What is required ::
Print all the records exactly as they stand.

Given data ::
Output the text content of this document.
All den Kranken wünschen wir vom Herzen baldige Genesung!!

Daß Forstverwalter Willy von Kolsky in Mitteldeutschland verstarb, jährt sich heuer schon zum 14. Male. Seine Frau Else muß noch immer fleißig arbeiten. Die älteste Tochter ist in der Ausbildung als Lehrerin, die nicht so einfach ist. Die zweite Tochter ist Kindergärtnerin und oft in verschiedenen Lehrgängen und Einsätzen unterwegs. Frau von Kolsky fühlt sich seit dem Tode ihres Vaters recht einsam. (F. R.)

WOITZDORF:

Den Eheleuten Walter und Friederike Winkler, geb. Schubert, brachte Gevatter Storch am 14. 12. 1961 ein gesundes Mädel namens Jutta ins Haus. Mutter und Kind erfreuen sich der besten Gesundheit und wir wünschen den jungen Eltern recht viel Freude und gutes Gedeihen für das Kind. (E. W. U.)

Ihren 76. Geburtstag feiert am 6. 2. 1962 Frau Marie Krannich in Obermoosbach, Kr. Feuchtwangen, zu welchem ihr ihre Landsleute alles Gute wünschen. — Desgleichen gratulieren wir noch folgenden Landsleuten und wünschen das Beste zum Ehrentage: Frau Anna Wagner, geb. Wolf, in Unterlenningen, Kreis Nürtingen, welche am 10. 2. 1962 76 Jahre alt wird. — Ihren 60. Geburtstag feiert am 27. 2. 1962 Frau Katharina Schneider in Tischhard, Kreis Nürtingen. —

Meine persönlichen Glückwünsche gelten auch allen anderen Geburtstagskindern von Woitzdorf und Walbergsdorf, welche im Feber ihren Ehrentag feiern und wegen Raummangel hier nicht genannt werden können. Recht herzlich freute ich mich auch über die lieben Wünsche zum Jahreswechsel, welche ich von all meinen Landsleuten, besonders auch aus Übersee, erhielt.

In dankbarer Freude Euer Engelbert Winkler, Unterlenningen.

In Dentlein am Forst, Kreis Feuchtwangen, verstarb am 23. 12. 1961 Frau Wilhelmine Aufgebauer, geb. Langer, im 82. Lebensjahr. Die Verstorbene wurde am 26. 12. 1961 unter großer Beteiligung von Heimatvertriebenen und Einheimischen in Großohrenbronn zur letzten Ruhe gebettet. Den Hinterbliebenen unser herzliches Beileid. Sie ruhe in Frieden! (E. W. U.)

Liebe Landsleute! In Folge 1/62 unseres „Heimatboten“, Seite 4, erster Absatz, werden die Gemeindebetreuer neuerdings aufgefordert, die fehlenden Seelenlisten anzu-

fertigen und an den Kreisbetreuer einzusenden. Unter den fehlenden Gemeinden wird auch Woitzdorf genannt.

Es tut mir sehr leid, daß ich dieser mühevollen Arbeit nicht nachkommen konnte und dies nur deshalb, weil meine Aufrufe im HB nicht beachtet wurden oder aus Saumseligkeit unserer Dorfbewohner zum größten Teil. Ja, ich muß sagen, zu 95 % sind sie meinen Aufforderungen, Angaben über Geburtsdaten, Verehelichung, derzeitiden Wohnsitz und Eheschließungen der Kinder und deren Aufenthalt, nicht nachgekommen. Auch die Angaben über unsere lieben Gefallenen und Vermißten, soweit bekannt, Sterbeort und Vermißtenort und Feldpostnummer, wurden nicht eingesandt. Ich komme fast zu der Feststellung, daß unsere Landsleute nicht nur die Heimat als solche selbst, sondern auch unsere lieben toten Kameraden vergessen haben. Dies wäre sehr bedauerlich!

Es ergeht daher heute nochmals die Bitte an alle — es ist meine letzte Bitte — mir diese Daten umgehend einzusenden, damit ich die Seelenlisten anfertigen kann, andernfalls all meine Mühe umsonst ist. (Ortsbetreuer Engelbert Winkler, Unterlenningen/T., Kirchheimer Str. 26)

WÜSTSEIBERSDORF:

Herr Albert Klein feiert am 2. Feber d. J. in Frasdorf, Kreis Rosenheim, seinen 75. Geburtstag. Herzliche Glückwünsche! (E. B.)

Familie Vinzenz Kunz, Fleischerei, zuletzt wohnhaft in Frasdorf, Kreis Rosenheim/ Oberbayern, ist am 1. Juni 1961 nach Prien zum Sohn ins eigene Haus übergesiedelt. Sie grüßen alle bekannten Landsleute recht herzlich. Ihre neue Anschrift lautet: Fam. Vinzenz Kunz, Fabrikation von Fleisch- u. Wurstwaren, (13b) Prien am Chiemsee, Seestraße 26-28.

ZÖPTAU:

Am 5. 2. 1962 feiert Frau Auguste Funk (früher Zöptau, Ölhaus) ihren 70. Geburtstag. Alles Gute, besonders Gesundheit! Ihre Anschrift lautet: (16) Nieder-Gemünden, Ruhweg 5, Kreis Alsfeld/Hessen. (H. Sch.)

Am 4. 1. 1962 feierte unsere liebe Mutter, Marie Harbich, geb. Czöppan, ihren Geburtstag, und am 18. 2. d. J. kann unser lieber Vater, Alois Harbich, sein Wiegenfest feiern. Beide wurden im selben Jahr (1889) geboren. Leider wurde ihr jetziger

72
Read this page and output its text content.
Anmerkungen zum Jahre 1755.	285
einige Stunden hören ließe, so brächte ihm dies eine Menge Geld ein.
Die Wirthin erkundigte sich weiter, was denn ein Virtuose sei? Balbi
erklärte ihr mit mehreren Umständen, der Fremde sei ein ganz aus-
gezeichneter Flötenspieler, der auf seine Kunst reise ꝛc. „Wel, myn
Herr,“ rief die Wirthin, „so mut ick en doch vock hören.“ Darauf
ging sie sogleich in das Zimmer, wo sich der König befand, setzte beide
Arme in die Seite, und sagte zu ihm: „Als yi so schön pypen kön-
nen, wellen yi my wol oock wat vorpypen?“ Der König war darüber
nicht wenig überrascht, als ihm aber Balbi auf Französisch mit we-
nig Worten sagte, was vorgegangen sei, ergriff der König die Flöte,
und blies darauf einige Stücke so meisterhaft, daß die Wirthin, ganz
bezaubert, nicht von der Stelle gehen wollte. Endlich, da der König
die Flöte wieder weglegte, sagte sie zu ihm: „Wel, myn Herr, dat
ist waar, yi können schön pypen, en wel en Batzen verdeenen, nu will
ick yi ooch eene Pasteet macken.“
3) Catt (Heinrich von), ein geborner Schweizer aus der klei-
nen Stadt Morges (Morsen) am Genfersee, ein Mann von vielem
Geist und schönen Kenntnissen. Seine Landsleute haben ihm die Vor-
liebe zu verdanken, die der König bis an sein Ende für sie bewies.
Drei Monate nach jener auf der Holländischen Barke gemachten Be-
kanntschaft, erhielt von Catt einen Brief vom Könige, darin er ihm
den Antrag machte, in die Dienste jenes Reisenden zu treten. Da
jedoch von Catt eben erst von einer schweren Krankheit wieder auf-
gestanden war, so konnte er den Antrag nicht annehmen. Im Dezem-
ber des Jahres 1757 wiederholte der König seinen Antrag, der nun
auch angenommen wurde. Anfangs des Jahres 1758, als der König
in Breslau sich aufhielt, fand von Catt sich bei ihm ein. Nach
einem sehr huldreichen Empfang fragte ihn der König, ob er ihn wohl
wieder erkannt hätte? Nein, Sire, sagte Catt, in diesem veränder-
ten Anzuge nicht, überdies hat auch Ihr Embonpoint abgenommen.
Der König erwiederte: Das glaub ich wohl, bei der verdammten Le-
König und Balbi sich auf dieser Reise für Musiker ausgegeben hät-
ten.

Answer area ::
Output the text content of this document.
All den Kranken wünschen wir vom Herzen baldige Genesung!!

Daß Forstverwalter Willy von Kolsky in Mitteldeutschland verstarb, jährt sich heuer schon zum 14. Male. Seine Frau Else muß noch immer fleißig arbeiten. Die älteste Tochter ist in der Ausbildung als Lehrerin, die nicht so einfach ist. Die zweite Tochter ist Kindergärtnerin und oft in verschiedenen Lehrgängen und Einsätzen unterwegs. Frau von Kolsky fühlt sich seit dem Tode ihres Vaters recht einsam. (F. R.)

WOITZDORF:

Den Eheleuten Walter und Friederike Winkler, geb. Schubert, brachte Gevatter Storch am 14. 12. 1961 ein gesundes Mädel namens Jutta ins Haus. Mutter und Kind erfreuen sich der besten Gesundheit und wir wünschen den jungen Eltern recht viel Freude und gutes Gedeihen für das Kind. (E. W. U.)

Ihren 76. Geburtstag feiert am 6. 2. 1962 Frau Marie Krannich in Obermoosbach, Kr. Feuchtwangen, zu welchem ihr ihre Landsleute alles Gute wünschen. — Desgleichen gratulieren wir noch folgenden Landsleuten und wünschen das Beste zum Ehrentage: Frau Anna Wagner, geb. Wolf, in Unterlenningen, Kreis Nürtingen, welche am 10. 2. 1962 76 Jahre alt wird. — Ihren 60. Geburtstag feiert am 27. 2. 1962 Frau Katharina Schneider in Tischhard, Kreis Nürtingen. —

Meine persönlichen Glückwünsche gelten auch allen anderen Geburtstagskindern von Woitzdorf und Walbergsdorf, welche im Feber ihren Ehrentag feiern und wegen Raummangel hier nicht genannt werden können. Recht herzlich freute ich mich auch über die lieben Wünsche zum Jahreswechsel, welche ich von all meinen Landsleuten, besonders auch aus Übersee, erhielt.

In dankbarer Freude Euer Engelbert Winkler, Unterlenningen.

In Dentlein am Forst, Kreis Feuchtwangen, verstarb am 23. 12. 1961 Frau Wilhelmine Aufgebauer, geb. Langer, im 82. Lebensjahr. Die Verstorbene wurde am 26. 12. 1961 unter großer Beteiligung von Heimatvertriebenen und Einheimischen in Großohrenbronn zur letzten Ruhe gebettet. Den Hinterbliebenen unser herzliches Beileid. Sie ruhe in Frieden! (E. W. U.)

Liebe Landsleute! In Folge 1/62 unseres „Heimatboten“, Seite 4, erster Absatz, werden die Gemeindebetreuer neuerdings aufgefordert, die fehlenden Seelenlisten anzu-

fertigen und an den Kreisbetreuer einzusenden. Unter den fehlenden Gemeinden wird auch Woitzdorf genannt.

Es tut mir sehr leid, daß ich dieser mühevollen Arbeit nicht nachkommen konnte und dies nur deshalb, weil meine Aufrufe im HB nicht beachtet wurden oder aus Saumseligkeit unserer Dorfbewohner zum größten Teil. Ja, ich muß sagen, zu 95 % sind sie meinen Aufforderungen, Angaben über Geburtsdaten, Verehelichung, derzeitiden Wohnsitz und Eheschließungen der Kinder und deren Aufenthalt, nicht nachgekommen. Auch die Angaben über unsere lieben Gefallenen und Vermißten, soweit bekannt, Sterbeort und Vermißtenort und Feldpostnummer, wurden nicht eingesandt. Ich komme fast zu der Feststellung, daß unsere Landsleute nicht nur die Heimat als solche selbst, sondern auch unsere lieben toten Kameraden vergessen haben. Dies wäre sehr bedauerlich!

Es ergeht daher heute nochmals die Bitte an alle — es ist meine letzte Bitte — mir diese Daten umgehend einzusenden, damit ich die Seelenlisten anfertigen kann, andernfalls all meine Mühe umsonst ist. (Ortsbetreuer Engelbert Winkler, Unterlenningen/T., Kirchheimer Str. 26)

WÜSTSEIBERSDORF:

Herr Albert Klein feiert am 2. Feber d. J. in Frasdorf, Kreis Rosenheim, seinen 75. Geburtstag. Herzliche Glückwünsche! (E. B.)

Familie Vinzenz Kunz, Fleischerei, zuletzt wohnhaft in Frasdorf, Kreis Rosenheim/ Oberbayern, ist am 1. Juni 1961 nach Prien zum Sohn ins eigene Haus übergesiedelt. Sie grüßen alle bekannten Landsleute recht herzlich. Ihre neue Anschrift lautet: Fam. Vinzenz Kunz, Fabrikation von Fleisch- u. Wurstwaren, (13b) Prien am Chiemsee, Seestraße 26-28.

ZÖPTAU:

Am 5. 2. 1962 feiert Frau Auguste Funk (früher Zöptau, Ölhaus) ihren 70. Geburtstag. Alles Gute, besonders Gesundheit! Ihre Anschrift lautet: (16) Nieder-Gemünden, Ruhweg 5, Kreis Alsfeld/Hessen. (H. Sch.)

Am 4. 1. 1962 feierte unsere liebe Mutter, Marie Harbich, geb. Czöppan, ihren Geburtstag, und am 18. 2. d. J. kann unser lieber Vater, Alois Harbich, sein Wiegenfest feiern. Beide wurden im selben Jahr (1889) geboren. Leider wurde ihr jetziger

72
Read this page and output its text content.
Anmerkungen zum Jahre 1755.	285
einige Stunden hören ließe, so brächte ihm dies eine Menge Geld ein.
Die Wirthin erkundigte sich weiter, was denn ein Virtuose sei? Balbi
erklärte ihr mit mehreren Umständen, der Fremde sei ein ganz aus-
gezeichneter Flötenspieler, der auf seine Kunst reise ꝛc. „Wel, myn
Herr,“ rief die Wirthin, „so mut ick en doch vock hören.“ Darauf
ging sie sogleich in das Zimmer, wo sich der König befand, setzte beide
Arme in die Seite, und sagte zu ihm: „Als yi so schön pypen kön-
nen, wellen yi my wol oock wat vorpypen?“ Der König war darüber
nicht wenig überrascht, als ihm aber Balbi auf Französisch mit we-
nig Worten sagte, was vorgegangen sei, ergriff der König die Flöte,
und blies darauf einige Stücke so meisterhaft, daß die Wirthin, ganz
bezaubert, nicht von der Stelle gehen wollte. Endlich, da der König
die Flöte wieder weglegte, sagte sie zu ihm: „Wel, myn Herr, dat
ist waar, yi können schön pypen, en wel en Batzen verdeenen, nu will
ick yi ooch eene Pasteet macken.“
3) Catt (Heinrich von), ein geborner Schweizer aus der klei-
nen Stadt Morges (Morsen) am Genfersee, ein Mann von vielem
Geist und schönen Kenntnissen. Seine Landsleute haben ihm die Vor-
liebe zu verdanken, die der König bis an sein Ende für sie bewies.
Drei Monate nach jener auf der Holländischen Barke gemachten Be-
kanntschaft, erhielt von Catt einen Brief vom Könige, darin er ihm
den Antrag machte, in die Dienste jenes Reisenden zu treten. Da
jedoch von Catt eben erst von einer schweren Krankheit wieder auf-
gestanden war, so konnte er den Antrag nicht annehmen. Im Dezem-
ber des Jahres 1757 wiederholte der König seinen Antrag, der nun
auch angenommen wurde. Anfangs des Jahres 1758, als der König
in Breslau sich aufhielt, fand von Catt sich bei ihm ein. Nach
einem sehr huldreichen Empfang fragte ihn der König, ob er ihn wohl
wieder erkannt hätte? Nein, Sire, sagte Catt, in diesem veränder-
ten Anzuge nicht, überdies hat auch Ihr Embonpoint abgenommen.
Der König erwiederte: Das glaub ich wohl, bei der verdammten Le-
König und Balbi sich auf dieser Reise für Musiker ausgegeben hät-
ten.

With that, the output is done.